▶ _TO BE DONE_: Beneath this task is a listing. State how many of its lines include the string "shahada", giving nothing but the number.

[Dataset items]
-*-

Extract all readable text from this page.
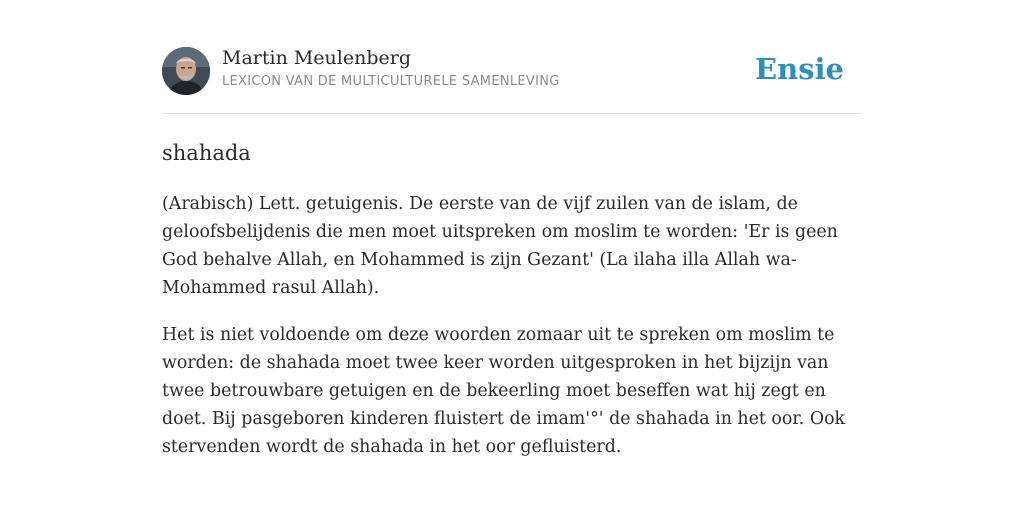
Martin Meulenberg
LEXICON VAN DE MULTICULTURELE SAMENLEVING	Ensie
shahada

(Arabisch) Lett. getuigenis. De eerste van de vijf zuilen van de islam, de geloofsbelijdenis die men moet uitspreken om moslim te worden: 'Er is geen God behalve Allah, en Mohammed is zijn Gezant' (La ilaha illa Allah wa-Mohammed rasul Allah).

Het is niet voldoende om deze woorden zomaar uit te spreken om moslim te worden: de shahada moet twee keer worden uitgesproken in het bijzijn van twee betrouwbare getuigen en de bekeerling moet beseffen wat hij zegt en doet. Bij pasgeboren kinderen fluistert de imam'°' de shahada in het oor. Ook stervenden wordt de shahada in het oor gefluisterd.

-*-

▶ _SOLVED PROBLEM_: 2